→ **What you will do**
(1) In the virtual-assistant research proposal, into which three levels did Kang et al. (2017) divide user goals?
(2) Reproduce word for word the stretch of the virtual-assistant research proposal from "1) Intention &" through "with virtual assistants.".
(3) Extend the research proposal on virtual assistants for restaurant selection, picking up after its final sentence.
++++ Excerpted text ++++
1) Intention & Recommendation Structure: Whether there is an effect of the user intention and the recommendation structure on the user performance (satisfaction, effort, error) when selecting restaurants with virtual assistants.

2) Expectation: What are users’ expectations when selecting restaurants with virtual assistants in different intentions?

Given the two research questions above, the study will employ a mixture of methods. The first research question is studied by designing a mixed factorial experiment, which will be followed by a mixed design Analysis of Variance (ANOVA). Regarding user expectations, a semi-structured interview is designed before employing grounded theory to investigate the totality of this context. Afterwards, the merits and demerits of these studies will be discussed.

Literature Review

A number of related literature exists on the topic of virtual assistants. Crestani and Du (2006) claim that spoken queries on mobile searches are longer but more “natural”. This finding showed the potential of dialogue-style interactions. Furthermore, a wide range of research focuses on the use of virtual assistants, including the feature of recommendations. Smyth et al. (2004) studied how to rely on user preference and needs to automatically generate compound critiques that can be presented to the user, whereas Matejka et al. (2009) researched the algorithms and succeeded in increasing the number of good recommendations by 2.1 times.

However, little work involves user intention and the recommendation effects on user performance. An exception is Kang et al. (2017), who investigated how users deploy natural language to ask for recommendations. In this study, the taxonomy was employed and the user goals were divided into three levels: navigational, informational and transactional. The follow-up queries were applied and surprisingly, the finding showed that the user employed a ‘critiquing style’ when refining the initial request. Additionally, the users were more likely to query with deep features when speaking as opposed to texting. This indicated the imperfection of current systems and the potential of the conversational assistant. Similarly, Chai et al. (2002) compared the menu-driven system with the natural language system, and found that the number of clicks and average time were reduced by 63.2 percent and 33.3 percent respectively – the efficiency and promise of the natural language system were demonstrated in the research.

Regarding user intention, Lee and Choi (2017) proposed the research question as “How does self-disclosure and reciprocity between a user and a conversational assistant affect user satisfaction and intention to use?”. He found that self-disclosure and reciprocity were paramount factors that affect user satisfaction. Furthermore, the interactional enjoyment and the feeling of trust would make the recommendations more believable and persuasive. Although the above factors can lead to intention to use, the study lacks the research on the original intention of users. Therefore, in this proposal, the effects of user goals and recommendation structures will be discussed. The methods of follow-up queries used by Kang et al. (2017) can be applied in this proposal.
++++ Data provided ++++
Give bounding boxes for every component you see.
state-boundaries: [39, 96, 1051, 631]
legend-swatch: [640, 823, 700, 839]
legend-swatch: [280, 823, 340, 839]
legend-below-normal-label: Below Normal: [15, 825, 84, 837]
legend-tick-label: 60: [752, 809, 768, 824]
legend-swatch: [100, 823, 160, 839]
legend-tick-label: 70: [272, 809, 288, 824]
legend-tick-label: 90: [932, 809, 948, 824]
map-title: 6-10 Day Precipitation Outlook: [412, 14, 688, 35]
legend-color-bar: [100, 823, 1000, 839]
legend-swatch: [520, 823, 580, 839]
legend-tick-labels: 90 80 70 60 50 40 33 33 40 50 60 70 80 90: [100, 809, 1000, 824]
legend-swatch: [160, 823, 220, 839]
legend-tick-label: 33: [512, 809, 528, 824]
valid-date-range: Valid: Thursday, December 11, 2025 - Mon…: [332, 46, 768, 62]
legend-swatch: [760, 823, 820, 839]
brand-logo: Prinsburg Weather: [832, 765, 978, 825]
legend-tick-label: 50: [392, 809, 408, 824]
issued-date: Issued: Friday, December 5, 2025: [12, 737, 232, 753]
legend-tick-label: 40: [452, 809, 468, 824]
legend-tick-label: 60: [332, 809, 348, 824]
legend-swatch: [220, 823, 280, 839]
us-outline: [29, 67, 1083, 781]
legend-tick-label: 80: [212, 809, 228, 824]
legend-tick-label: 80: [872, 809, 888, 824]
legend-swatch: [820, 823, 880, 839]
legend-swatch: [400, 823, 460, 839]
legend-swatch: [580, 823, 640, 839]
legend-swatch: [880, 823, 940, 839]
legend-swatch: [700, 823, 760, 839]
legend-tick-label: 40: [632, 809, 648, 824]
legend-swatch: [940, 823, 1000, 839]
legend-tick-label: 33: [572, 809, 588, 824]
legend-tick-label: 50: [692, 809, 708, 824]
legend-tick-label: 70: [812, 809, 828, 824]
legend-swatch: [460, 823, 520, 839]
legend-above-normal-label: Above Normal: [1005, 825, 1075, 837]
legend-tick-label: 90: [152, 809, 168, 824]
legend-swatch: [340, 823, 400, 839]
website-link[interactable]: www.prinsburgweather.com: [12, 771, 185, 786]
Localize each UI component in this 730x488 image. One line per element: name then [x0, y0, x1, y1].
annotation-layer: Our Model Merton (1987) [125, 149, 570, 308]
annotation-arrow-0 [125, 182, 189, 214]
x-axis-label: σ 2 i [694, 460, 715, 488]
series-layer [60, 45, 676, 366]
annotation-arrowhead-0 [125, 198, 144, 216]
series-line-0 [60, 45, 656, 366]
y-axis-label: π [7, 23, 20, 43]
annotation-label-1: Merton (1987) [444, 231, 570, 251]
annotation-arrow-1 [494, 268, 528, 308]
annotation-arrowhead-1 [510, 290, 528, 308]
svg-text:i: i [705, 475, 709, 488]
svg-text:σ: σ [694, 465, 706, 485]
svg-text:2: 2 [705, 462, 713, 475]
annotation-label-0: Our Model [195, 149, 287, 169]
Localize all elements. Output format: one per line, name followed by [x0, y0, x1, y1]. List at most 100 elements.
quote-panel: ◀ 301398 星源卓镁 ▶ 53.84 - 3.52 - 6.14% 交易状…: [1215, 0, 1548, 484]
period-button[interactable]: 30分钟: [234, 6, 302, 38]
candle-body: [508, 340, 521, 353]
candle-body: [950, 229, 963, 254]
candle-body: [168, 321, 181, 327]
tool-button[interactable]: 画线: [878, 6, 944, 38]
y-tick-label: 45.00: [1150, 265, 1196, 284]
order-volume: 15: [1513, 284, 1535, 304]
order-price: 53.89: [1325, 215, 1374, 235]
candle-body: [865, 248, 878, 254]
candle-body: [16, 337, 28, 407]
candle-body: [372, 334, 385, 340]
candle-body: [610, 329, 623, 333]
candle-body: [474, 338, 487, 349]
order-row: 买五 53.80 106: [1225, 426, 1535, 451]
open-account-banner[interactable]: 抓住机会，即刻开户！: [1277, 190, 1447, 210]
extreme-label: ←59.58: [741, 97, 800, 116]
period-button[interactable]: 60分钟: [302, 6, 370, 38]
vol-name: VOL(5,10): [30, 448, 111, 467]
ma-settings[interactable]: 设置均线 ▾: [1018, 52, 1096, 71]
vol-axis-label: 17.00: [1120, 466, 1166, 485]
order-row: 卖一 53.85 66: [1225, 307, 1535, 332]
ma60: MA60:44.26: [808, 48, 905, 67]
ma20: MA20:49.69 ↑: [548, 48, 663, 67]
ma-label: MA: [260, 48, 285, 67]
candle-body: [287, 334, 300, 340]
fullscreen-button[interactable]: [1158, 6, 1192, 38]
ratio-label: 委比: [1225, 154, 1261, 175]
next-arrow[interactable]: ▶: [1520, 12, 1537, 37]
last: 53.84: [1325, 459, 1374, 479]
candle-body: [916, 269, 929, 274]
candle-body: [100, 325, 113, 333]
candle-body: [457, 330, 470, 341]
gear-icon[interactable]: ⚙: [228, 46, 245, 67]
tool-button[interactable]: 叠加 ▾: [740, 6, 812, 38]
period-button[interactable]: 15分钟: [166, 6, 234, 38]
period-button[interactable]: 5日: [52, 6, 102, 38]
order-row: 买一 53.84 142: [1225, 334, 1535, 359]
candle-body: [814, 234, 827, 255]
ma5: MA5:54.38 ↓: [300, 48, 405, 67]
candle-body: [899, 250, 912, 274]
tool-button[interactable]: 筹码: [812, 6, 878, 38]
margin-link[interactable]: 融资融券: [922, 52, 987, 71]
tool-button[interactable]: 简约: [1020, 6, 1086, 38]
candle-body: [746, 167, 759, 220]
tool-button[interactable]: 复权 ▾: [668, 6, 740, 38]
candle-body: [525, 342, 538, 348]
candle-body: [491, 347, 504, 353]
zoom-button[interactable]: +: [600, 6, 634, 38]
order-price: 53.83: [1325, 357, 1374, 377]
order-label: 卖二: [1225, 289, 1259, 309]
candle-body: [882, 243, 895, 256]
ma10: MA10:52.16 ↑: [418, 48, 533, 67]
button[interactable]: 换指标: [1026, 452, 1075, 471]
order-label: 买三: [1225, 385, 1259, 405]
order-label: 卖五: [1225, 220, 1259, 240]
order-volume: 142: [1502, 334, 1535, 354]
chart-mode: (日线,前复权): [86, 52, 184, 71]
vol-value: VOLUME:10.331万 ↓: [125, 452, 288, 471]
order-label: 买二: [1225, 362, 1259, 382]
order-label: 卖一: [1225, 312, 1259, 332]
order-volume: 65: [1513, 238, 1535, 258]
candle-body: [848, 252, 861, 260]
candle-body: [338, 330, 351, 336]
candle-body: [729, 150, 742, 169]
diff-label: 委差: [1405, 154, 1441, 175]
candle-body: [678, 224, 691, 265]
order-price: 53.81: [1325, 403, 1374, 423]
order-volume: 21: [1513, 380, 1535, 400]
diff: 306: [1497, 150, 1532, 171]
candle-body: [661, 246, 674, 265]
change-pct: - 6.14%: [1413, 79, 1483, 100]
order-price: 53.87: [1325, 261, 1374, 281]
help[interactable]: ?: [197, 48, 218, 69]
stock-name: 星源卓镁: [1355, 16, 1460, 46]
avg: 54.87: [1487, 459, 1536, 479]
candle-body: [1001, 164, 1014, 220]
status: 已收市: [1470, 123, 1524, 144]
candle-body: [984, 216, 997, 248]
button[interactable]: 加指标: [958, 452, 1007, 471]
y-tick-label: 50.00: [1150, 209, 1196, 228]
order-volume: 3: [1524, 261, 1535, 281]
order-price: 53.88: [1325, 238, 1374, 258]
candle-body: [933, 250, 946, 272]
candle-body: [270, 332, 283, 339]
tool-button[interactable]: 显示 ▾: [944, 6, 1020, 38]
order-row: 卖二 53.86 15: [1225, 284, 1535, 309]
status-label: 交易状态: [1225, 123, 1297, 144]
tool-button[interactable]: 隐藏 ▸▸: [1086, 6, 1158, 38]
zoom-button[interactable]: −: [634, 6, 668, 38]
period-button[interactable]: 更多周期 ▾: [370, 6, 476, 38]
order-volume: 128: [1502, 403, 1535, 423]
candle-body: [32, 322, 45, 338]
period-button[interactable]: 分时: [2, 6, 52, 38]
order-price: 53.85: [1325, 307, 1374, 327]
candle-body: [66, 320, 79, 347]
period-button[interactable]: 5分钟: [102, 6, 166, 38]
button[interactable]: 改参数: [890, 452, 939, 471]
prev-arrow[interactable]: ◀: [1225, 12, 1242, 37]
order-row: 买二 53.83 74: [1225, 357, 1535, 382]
++++
→ **In response**
(1) Navigational, informational and transactional.

(2)
1) Intention & Recommendation Structure: Whether there is an effect of the user intention and the recommendation structure on the user performance (satisfaction, effort, error) when selecting restaurants with virtual assistants.

(3)
There are also several related works relevant to the evaluation of satisfaction of using virtual assistants. Kiseleva et al. (2016) divided the structured search dialogue into two groups that were single task search dialogue and multi-task search dialogue. Defined by Kiseleva et al. (2016), the multi-task search dialogue consists of multiple interactions with the intelligent assistant that lead towards one final goal. This proposal focuses on the particular context that selects restaurants, which is the multi-task search dialogue. Therefore, a set of analysing methods that are related to these types of interactions can be employed. Kiseleva et al. (2016) proposed an equation that evaluates the satisfaction of users:

Equation 1: SAT(T1,…,Tm) = h(I(T1,…,Tm)

This evaluation describes a function h that, given a set of interaction signals, would predict user satisfaction (SAT). T1, … , Tm means the tasks in the multi-task search dialogue, while I(T) describes the combination of a set of interaction signals in the tasks (Kiseleva et al., 2016). This method shows 71% to 81% over the baseline in Kiseleva’s (2016) study. Additionally, the follow-up queries with a five-point Likert scale were also employed in Kiseleva’s (2016) research. These two methods can also be used in this proposal due to accuracy and acceptance. Although Jiang et al. (2015) modelled the action patterns and assessed the SAT by proposing the equation:

Equation 2: P(v|s,u) = (c(s,u,v)+α·Pml(v|u)+β·Pml(v))/Σvi∈U c(s,u,vi)+α+β

This equation is too complicated and consists of numerous actions factors. Therefore, only Equation 1 will be used in this proposal.

Quantitative Study

Method

Participants

A total of 30 participants are projected to be recruited through the Internet, including via emails, social networks and so forth. The participants should be recruited only when they meet two conditions. To be specific, they should not only have a good command of English but also should be familiar with using digital devices. In other words, those who have never used smartphones or cannot speak English will not be recruited. After the experiment, a £10 gift card will be reimbursed as a reward.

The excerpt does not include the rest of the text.